**TASK BRIEF:**
Search the material for "this" and show all lines that contain it.

* * * * *

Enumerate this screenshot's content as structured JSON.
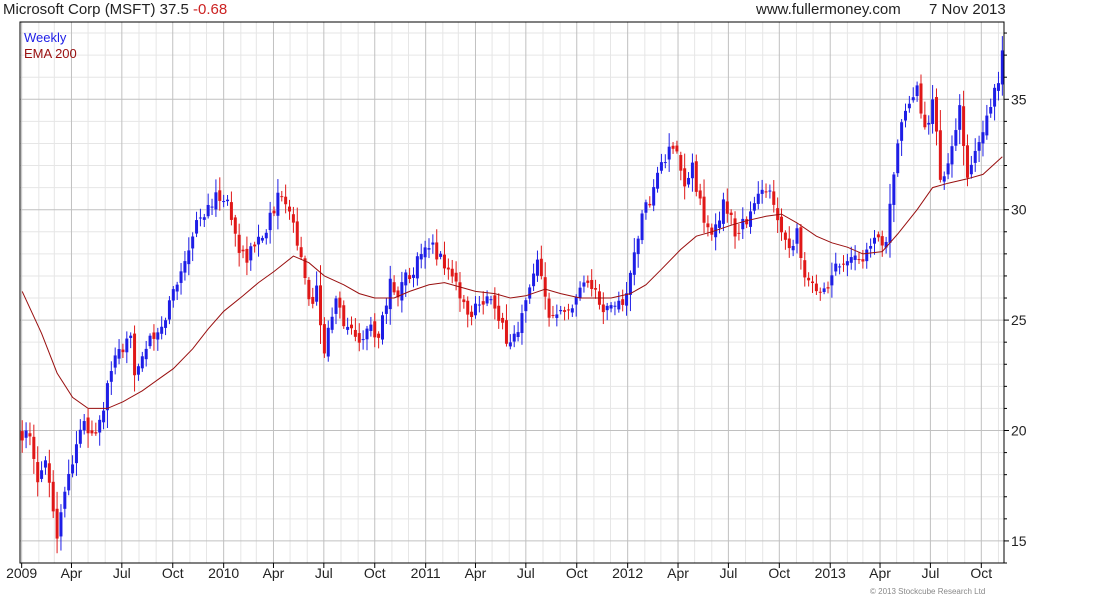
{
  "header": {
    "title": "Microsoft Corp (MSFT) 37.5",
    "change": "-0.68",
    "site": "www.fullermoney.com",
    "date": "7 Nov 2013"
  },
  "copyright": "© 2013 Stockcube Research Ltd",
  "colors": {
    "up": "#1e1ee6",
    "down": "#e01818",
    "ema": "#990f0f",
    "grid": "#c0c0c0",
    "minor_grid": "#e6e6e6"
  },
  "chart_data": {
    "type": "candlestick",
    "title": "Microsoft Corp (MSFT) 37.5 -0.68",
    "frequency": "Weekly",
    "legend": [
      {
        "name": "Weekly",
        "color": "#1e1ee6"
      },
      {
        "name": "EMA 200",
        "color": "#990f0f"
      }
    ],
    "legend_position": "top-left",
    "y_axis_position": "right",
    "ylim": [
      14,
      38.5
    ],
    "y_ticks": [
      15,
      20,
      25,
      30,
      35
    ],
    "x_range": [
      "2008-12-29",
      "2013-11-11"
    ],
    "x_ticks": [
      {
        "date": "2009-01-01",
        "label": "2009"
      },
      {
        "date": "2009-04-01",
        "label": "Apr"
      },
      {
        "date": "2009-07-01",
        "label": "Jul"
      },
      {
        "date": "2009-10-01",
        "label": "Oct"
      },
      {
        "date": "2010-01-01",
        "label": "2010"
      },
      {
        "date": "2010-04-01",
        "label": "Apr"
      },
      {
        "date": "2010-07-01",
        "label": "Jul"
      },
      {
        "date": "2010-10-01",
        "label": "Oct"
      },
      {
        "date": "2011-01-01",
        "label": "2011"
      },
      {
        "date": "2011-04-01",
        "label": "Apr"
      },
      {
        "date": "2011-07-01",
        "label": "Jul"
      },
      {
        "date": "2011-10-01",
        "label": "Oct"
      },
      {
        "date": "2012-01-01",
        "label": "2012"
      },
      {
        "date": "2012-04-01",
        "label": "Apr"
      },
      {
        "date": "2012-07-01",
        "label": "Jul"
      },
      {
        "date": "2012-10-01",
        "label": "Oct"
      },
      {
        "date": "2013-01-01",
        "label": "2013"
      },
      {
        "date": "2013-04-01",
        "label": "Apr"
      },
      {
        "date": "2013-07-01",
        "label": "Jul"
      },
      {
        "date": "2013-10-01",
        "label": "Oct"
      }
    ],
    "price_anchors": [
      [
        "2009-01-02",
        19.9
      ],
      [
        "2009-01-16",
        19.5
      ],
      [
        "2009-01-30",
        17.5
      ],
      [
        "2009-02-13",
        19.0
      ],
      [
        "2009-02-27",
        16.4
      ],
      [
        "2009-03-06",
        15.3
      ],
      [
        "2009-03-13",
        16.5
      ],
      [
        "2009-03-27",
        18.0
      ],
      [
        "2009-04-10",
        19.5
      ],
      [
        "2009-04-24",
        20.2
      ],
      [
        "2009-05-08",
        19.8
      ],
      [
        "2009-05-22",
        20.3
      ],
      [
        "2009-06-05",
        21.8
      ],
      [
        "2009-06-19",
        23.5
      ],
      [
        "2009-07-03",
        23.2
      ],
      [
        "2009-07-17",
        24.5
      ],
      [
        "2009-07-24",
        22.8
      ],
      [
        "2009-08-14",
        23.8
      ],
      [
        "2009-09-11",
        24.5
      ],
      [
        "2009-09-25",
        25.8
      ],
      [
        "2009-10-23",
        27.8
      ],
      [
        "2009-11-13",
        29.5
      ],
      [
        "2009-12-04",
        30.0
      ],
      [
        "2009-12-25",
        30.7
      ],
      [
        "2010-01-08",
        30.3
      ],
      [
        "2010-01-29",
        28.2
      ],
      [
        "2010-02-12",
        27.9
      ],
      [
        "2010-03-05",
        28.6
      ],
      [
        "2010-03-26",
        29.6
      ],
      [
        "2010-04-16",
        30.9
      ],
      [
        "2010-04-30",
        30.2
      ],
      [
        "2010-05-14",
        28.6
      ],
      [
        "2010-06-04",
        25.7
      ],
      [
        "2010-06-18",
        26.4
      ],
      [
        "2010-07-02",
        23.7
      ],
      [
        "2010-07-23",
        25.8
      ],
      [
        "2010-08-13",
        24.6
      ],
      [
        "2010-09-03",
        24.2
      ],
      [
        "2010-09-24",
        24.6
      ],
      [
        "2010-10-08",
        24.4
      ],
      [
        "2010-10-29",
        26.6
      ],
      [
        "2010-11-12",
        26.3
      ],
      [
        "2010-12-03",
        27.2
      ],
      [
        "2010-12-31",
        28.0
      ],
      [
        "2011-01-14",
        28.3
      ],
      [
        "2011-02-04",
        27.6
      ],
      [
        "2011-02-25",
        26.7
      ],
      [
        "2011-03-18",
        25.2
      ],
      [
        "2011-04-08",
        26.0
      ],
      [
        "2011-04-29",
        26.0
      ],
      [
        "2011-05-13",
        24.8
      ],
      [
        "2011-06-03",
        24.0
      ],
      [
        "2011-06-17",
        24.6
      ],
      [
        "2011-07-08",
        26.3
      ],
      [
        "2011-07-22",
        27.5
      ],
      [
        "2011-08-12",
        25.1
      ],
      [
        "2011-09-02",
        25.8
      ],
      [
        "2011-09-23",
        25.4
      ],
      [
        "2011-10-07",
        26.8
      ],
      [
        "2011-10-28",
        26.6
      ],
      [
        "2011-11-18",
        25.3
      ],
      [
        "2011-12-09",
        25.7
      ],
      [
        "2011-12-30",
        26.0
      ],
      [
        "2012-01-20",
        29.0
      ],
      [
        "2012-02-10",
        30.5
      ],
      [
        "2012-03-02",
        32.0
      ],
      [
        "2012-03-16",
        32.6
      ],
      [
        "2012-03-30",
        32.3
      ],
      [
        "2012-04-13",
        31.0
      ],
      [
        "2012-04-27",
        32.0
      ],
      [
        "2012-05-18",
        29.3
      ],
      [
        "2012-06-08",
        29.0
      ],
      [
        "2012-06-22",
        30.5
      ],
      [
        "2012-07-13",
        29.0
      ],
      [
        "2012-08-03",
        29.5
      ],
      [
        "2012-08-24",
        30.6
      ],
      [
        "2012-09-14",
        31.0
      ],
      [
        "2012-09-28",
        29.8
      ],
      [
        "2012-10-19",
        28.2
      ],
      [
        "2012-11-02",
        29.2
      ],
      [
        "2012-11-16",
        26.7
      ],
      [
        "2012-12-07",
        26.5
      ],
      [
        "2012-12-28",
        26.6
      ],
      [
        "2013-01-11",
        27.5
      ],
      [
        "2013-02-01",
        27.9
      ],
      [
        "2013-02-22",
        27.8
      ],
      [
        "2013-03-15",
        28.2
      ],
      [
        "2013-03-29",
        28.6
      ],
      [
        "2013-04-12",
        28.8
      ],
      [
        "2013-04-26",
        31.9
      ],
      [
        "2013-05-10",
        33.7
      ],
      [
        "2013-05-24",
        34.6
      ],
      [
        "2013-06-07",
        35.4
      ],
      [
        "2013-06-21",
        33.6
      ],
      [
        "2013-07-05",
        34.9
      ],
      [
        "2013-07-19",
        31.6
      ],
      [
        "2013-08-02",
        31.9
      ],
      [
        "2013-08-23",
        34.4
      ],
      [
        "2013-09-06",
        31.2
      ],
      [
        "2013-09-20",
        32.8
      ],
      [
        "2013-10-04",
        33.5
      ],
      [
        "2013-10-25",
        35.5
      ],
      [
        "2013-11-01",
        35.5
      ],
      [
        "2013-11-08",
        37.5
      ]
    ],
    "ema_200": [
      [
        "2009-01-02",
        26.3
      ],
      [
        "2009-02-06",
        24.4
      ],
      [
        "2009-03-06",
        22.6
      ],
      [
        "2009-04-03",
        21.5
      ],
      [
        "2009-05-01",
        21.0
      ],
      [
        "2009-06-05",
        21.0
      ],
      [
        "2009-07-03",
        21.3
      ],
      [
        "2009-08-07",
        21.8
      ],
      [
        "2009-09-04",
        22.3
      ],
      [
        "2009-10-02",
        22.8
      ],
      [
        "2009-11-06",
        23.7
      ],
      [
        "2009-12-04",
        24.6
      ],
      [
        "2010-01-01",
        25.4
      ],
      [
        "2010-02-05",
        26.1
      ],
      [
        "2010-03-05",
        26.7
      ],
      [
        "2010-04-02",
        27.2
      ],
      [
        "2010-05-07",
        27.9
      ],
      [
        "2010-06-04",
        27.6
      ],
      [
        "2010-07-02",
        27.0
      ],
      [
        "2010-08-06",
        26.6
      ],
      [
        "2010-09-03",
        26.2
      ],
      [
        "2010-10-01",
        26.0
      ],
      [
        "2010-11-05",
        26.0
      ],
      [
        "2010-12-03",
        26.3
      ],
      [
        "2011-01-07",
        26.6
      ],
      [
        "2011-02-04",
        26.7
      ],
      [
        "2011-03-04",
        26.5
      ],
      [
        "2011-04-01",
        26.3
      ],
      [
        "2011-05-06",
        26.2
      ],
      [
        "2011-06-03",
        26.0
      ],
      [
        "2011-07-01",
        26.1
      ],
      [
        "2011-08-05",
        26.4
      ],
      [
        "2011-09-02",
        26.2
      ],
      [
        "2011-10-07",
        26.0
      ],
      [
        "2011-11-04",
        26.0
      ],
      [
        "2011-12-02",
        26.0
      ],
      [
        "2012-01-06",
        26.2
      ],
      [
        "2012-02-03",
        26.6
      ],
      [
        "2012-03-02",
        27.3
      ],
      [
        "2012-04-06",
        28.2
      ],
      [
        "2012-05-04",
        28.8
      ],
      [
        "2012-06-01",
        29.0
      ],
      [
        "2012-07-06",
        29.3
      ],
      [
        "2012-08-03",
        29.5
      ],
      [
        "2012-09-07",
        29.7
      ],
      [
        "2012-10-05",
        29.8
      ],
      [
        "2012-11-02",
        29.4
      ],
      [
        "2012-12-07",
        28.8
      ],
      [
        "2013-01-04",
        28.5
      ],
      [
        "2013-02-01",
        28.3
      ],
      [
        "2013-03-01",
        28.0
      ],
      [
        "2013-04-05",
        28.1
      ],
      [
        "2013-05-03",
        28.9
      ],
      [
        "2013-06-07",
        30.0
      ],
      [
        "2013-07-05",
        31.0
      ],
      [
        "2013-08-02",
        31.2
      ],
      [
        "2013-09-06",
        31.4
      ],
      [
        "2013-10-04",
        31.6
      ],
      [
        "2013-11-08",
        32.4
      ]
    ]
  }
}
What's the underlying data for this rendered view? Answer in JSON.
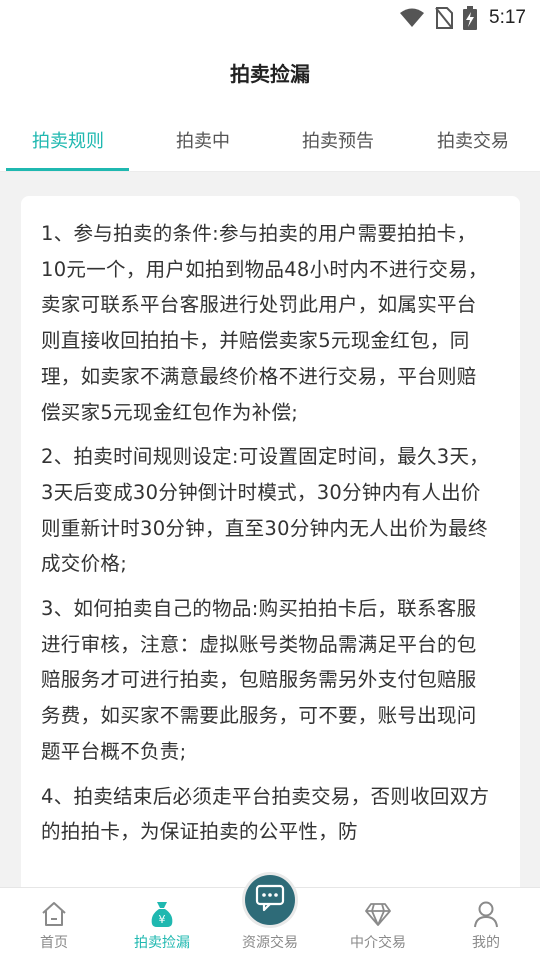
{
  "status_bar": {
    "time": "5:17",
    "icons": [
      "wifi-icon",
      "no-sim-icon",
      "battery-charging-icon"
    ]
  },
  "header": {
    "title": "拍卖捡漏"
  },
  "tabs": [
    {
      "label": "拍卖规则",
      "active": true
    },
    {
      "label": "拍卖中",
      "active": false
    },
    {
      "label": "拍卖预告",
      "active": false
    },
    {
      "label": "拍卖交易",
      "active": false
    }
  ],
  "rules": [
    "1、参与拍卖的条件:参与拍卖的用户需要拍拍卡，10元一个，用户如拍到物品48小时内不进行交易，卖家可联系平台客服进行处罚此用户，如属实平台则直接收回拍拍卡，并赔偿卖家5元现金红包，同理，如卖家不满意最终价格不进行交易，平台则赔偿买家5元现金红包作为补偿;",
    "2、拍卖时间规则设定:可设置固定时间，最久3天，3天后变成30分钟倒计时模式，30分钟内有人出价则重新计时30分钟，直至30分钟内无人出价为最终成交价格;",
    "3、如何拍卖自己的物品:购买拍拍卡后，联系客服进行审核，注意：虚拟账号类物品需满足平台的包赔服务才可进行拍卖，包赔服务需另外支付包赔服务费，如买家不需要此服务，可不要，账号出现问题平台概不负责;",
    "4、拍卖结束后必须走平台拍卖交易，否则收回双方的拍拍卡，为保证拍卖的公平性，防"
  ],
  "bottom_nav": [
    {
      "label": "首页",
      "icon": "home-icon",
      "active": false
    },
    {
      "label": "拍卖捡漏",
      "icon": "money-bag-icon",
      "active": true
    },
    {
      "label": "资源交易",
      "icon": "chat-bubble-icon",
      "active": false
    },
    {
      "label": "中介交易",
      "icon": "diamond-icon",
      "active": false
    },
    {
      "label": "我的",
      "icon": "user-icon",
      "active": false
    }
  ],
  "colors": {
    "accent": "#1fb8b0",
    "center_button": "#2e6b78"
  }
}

* * * * *

**FULL RESPONSE:**
Enumerate this screenshot's content as structured JSON.
What's the underlying data for this rendered view? Answer in JSON.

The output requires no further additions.